In this exercise, restate the listing word for word.
===== Records =====
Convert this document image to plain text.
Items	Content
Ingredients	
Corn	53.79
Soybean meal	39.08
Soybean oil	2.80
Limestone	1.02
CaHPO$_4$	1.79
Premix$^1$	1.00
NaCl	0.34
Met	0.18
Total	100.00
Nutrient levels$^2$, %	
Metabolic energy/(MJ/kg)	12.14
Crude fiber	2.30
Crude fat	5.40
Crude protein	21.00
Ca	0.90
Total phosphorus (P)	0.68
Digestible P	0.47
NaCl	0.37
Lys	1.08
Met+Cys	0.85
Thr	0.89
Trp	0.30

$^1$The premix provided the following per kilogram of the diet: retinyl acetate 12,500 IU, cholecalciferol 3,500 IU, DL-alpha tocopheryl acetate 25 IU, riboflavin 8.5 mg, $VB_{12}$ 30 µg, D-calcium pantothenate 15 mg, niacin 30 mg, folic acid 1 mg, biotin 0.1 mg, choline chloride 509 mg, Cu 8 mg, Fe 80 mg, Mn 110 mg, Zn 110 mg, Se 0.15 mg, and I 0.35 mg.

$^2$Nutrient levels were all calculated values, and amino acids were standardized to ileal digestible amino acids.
=====
*Answer to this exercise:*
Convert this document image to plain text.
Items	Content
Ingredients	
Corn	53.79
Soybean meal	39.08
Soybean oil	2.80
Limestone	1.02
CaHPO$_4$	1.79
Premix$^1$	1.00
NaCl	0.34
Met	0.18
Total	100.00
Nutrient levels$^2$, %	
Metabolic energy/(MJ/kg)	12.14
Crude fiber	2.30
Crude fat	5.40
Crude protein	21.00
Ca	0.90
Total phosphorus (P)	0.68
Digestible P	0.47
NaCl	0.37
Lys	1.08
Met+Cys	0.85
Thr	0.89
Trp	0.30

$^1$The premix provided the following per kilogram of the diet: retinyl acetate 12,500 IU, cholecalciferol 3,500 IU, DL-alpha tocopheryl acetate 25 IU, riboflavin 8.5 mg, $VB_{12}$ 30 µg, D-calcium pantothenate 15 mg, niacin 30 mg, folic acid 1 mg, biotin 0.1 mg, choline chloride 509 mg, Cu 8 mg, Fe 80 mg, Mn 110 mg, Zn 110 mg, Se 0.15 mg, and I 0.35 mg.

$^2$Nutrient levels were all calculated values, and amino acids were standardized to ileal digestible amino acids.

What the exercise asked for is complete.